◆ Your goal ◆
Set out every line of the listing below as a numbered list, omitting any blank lines.

◆ Materials provided ◆
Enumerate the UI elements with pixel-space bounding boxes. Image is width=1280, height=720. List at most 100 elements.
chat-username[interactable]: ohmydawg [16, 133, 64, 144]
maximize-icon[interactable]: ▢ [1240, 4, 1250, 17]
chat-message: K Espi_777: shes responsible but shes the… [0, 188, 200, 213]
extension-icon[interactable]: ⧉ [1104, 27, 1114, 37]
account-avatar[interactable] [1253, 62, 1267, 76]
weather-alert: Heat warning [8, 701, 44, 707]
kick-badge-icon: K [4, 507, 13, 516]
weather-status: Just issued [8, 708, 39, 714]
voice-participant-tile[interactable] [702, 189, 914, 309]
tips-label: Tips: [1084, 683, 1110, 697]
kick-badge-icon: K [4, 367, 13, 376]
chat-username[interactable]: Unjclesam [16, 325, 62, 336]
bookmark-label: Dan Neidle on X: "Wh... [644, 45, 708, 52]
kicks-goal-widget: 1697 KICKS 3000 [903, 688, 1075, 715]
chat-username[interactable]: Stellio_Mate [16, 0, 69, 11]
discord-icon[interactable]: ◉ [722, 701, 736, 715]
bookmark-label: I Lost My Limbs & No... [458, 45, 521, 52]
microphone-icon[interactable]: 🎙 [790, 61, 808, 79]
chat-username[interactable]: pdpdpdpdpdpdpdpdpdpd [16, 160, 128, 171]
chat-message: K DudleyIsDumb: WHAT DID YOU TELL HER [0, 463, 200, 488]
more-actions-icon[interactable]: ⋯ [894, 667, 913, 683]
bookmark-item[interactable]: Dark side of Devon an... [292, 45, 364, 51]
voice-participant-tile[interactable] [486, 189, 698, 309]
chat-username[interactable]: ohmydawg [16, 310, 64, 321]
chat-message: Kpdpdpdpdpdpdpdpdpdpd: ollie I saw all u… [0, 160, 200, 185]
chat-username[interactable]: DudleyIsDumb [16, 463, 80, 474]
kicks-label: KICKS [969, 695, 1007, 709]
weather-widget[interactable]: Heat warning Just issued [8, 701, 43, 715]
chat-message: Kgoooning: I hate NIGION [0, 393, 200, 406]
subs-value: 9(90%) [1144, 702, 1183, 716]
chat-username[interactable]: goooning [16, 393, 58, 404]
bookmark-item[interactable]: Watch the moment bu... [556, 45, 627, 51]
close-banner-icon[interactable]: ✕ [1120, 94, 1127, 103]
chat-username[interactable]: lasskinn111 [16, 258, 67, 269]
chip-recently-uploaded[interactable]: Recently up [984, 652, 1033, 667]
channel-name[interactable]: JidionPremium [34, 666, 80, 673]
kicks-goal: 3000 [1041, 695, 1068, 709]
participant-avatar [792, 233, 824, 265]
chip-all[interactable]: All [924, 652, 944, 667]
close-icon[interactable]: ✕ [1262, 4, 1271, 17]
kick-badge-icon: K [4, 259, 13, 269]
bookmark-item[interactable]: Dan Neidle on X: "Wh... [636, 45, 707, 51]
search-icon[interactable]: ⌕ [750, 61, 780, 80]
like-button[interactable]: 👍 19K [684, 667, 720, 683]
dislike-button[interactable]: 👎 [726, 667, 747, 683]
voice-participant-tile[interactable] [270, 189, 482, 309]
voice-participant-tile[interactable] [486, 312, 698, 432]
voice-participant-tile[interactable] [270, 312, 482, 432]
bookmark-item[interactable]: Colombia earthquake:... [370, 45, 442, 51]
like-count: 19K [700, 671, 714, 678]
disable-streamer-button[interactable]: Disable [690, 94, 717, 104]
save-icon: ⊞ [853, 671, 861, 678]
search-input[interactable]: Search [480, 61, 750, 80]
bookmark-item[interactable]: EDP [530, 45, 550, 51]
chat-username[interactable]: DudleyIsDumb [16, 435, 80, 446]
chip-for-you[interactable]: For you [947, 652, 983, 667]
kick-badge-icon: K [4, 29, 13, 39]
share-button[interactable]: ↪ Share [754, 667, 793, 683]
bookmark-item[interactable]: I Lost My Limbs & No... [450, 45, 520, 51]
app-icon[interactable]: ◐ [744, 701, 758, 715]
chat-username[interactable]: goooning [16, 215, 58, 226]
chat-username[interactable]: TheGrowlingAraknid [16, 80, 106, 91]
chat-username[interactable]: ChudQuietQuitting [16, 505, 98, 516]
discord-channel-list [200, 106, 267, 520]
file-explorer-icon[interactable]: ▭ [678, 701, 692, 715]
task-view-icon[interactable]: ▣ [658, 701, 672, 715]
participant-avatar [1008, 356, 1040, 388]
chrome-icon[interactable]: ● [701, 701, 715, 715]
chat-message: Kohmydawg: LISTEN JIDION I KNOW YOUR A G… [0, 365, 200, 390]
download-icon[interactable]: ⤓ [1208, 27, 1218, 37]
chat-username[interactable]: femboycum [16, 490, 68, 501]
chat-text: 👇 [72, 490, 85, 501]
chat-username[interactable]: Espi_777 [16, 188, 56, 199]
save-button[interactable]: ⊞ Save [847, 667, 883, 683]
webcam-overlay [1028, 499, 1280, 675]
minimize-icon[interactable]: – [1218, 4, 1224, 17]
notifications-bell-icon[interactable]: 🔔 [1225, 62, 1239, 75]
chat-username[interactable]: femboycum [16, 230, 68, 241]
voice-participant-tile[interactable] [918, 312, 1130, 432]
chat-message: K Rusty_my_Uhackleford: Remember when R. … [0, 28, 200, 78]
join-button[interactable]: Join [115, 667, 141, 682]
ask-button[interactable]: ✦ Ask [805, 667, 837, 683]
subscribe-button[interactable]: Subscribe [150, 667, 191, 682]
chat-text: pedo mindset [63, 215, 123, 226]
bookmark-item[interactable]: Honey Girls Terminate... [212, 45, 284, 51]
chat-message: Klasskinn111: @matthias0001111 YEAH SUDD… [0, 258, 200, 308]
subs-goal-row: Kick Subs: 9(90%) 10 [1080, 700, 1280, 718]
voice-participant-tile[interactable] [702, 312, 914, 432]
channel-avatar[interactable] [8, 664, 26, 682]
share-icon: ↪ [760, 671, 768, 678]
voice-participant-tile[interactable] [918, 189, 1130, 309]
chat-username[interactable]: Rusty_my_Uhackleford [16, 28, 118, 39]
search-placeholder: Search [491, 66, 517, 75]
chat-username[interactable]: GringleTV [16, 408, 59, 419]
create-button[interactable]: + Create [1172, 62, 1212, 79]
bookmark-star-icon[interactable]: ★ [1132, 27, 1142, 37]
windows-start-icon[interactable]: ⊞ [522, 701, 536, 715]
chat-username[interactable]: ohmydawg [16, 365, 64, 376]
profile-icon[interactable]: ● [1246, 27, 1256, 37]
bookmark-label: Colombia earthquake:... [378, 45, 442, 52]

◆ Answer to the task ◆
1. Enumerate the UI elements with pixel-space bounding boxes. Image is width=1280, height=720. List at most 100 elements.
2. chat-username[interactable]: ohmydawg [16, 133, 64, 144]
3. maximize-icon[interactable]: ▢ [1240, 4, 1250, 17]
4. chat-message: K Espi_777: shes responsible but shes the… [0, 188, 200, 213]
5. extension-icon[interactable]: ⧉ [1104, 27, 1114, 37]
6. account-avatar[interactable] [1253, 62, 1267, 76]
7. weather-alert: Heat warning [8, 701, 44, 707]
8. kick-badge-icon: K [4, 507, 13, 516]
9. weather-status: Just issued [8, 708, 39, 714]
10. voice-participant-tile[interactable] [702, 189, 914, 309]
11. tips-label: Tips: [1084, 683, 1110, 697]
12. kick-badge-icon: K [4, 367, 13, 376]
13. chat-username[interactable]: Unjclesam [16, 325, 62, 336]
14. bookmark-label: Dan Neidle on X: "Wh... [644, 45, 708, 52]
15. kicks-goal-widget: 1697 KICKS 3000 [903, 688, 1075, 715]
16. chat-username[interactable]: Stellio_Mate [16, 0, 69, 11]
17. discord-icon[interactable]: ◉ [722, 701, 736, 715]
18. bookmark-label: I Lost My Limbs & No... [458, 45, 521, 52]
19. microphone-icon[interactable]: 🎙 [790, 61, 808, 79]
20. chat-username[interactable]: pdpdpdpdpdpdpdpdpdpd [16, 160, 128, 171]
21. chat-message: K DudleyIsDumb: WHAT DID YOU TELL HER [0, 463, 200, 488]
22. more-actions-icon[interactable]: ⋯ [894, 667, 913, 683]
23. bookmark-item[interactable]: Dark side of Devon an... [292, 45, 364, 51]
24. voice-participant-tile[interactable] [486, 189, 698, 309]
25. chat-username[interactable]: ohmydawg [16, 310, 64, 321]
26. chat-message: Kpdpdpdpdpdpdpdpdpdpd: ollie I saw all u… [0, 160, 200, 185]
27. chat-username[interactable]: DudleyIsDumb [16, 463, 80, 474]
28. kicks-label: KICKS [969, 695, 1007, 709]
29. weather-widget[interactable]: Heat warning Just issued [8, 701, 43, 715]
30. chat-message: Kgoooning: I hate NIGION [0, 393, 200, 406]
31. subs-value: 9(90%) [1144, 702, 1183, 716]
32. chat-username[interactable]: goooning [16, 393, 58, 404]
33. bookmark-item[interactable]: Watch the moment bu... [556, 45, 627, 51]
34. close-banner-icon[interactable]: ✕ [1120, 94, 1127, 103]
35. chat-username[interactable]: lasskinn111 [16, 258, 67, 269]
36. chip-recently-uploaded[interactable]: Recently up [984, 652, 1033, 667]
37. channel-name[interactable]: JidionPremium [34, 666, 80, 673]
38. kicks-goal: 3000 [1041, 695, 1068, 709]
39. participant-avatar [792, 233, 824, 265]
40. chip-all[interactable]: All [924, 652, 944, 667]
41. close-icon[interactable]: ✕ [1262, 4, 1271, 17]
42. kick-badge-icon: K [4, 259, 13, 269]
43. bookmark-item[interactable]: Dan Neidle on X: "Wh... [636, 45, 707, 51]
44. search-icon[interactable]: ⌕ [750, 61, 780, 80]
45. like-button[interactable]: 👍 19K [684, 667, 720, 683]
46. dislike-button[interactable]: 👎 [726, 667, 747, 683]
47. voice-participant-tile[interactable] [270, 189, 482, 309]
48. voice-participant-tile[interactable] [486, 312, 698, 432]
49. voice-participant-tile[interactable] [270, 312, 482, 432]
50. bookmark-item[interactable]: Colombia earthquake:... [370, 45, 442, 51]
51. like-count: 19K [700, 671, 714, 678]
52. disable-streamer-button[interactable]: Disable [690, 94, 717, 104]
53. save-icon: ⊞ [853, 671, 861, 678]
54. search-input[interactable]: Search [480, 61, 750, 80]
55. bookmark-item[interactable]: EDP [530, 45, 550, 51]
56. chat-username[interactable]: DudleyIsDumb [16, 435, 80, 446]
57. chip-for-you[interactable]: For you [947, 652, 983, 667]
58. kick-badge-icon: K [4, 29, 13, 39]
59. share-button[interactable]: ↪ Share [754, 667, 793, 683]
60. bookmark-item[interactable]: I Lost My Limbs & No... [450, 45, 520, 51]
61. app-icon[interactable]: ◐ [744, 701, 758, 715]
62. chat-username[interactable]: goooning [16, 215, 58, 226]
63. chat-username[interactable]: TheGrowlingAraknid [16, 80, 106, 91]
64. chat-username[interactable]: ChudQuietQuitting [16, 505, 98, 516]
65. discord-channel-list [200, 106, 267, 520]
66. file-explorer-icon[interactable]: ▭ [678, 701, 692, 715]
67. task-view-icon[interactable]: ▣ [658, 701, 672, 715]
68. participant-avatar [1008, 356, 1040, 388]
69. chrome-icon[interactable]: ● [701, 701, 715, 715]
70. chat-message: Kohmydawg: LISTEN JIDION I KNOW YOUR A G… [0, 365, 200, 390]
71. download-icon[interactable]: ⤓ [1208, 27, 1218, 37]
72. chat-username[interactable]: femboycum [16, 490, 68, 501]
73. chat-text: 👇 [72, 490, 85, 501]
74. chat-username[interactable]: Espi_777 [16, 188, 56, 199]
75. save-button[interactable]: ⊞ Save [847, 667, 883, 683]
76. webcam-overlay [1028, 499, 1280, 675]
77. minimize-icon[interactable]: – [1218, 4, 1224, 17]
78. notifications-bell-icon[interactable]: 🔔 [1225, 62, 1239, 75]
79. chat-username[interactable]: femboycum [16, 230, 68, 241]
80. voice-participant-tile[interactable] [918, 312, 1130, 432]
81. chat-message: K Rusty_my_Uhackleford: Remember when R. … [0, 28, 200, 78]
82. join-button[interactable]: Join [115, 667, 141, 682]
83. ask-button[interactable]: ✦ Ask [805, 667, 837, 683]
84. subscribe-button[interactable]: Subscribe [150, 667, 191, 682]
85. chat-text: pedo mindset [63, 215, 123, 226]
86. bookmark-item[interactable]: Honey Girls Terminate... [212, 45, 284, 51]
87. chat-message: Klasskinn111: @matthias0001111 YEAH SUDD… [0, 258, 200, 308]
88. subs-goal-row: Kick Subs: 9(90%) 10 [1080, 700, 1280, 718]
89. voice-participant-tile[interactable] [702, 312, 914, 432]
90. channel-avatar[interactable] [8, 664, 26, 682]
91. share-icon: ↪ [760, 671, 768, 678]
92. voice-participant-tile[interactable] [918, 189, 1130, 309]
93. chat-username[interactable]: Rusty_my_Uhackleford [16, 28, 118, 39]
94. search-placeholder: Search [491, 66, 517, 75]
95. chat-username[interactable]: GringleTV [16, 408, 59, 419]
96. create-button[interactable]: + Create [1172, 62, 1212, 79]
97. bookmark-star-icon[interactable]: ★ [1132, 27, 1142, 37]
98. windows-start-icon[interactable]: ⊞ [522, 701, 536, 715]
99. chat-username[interactable]: ohmydawg [16, 365, 64, 376]
100. profile-icon[interactable]: ● [1246, 27, 1256, 37]
101. bookmark-label: Colombia earthquake:... [378, 45, 442, 52]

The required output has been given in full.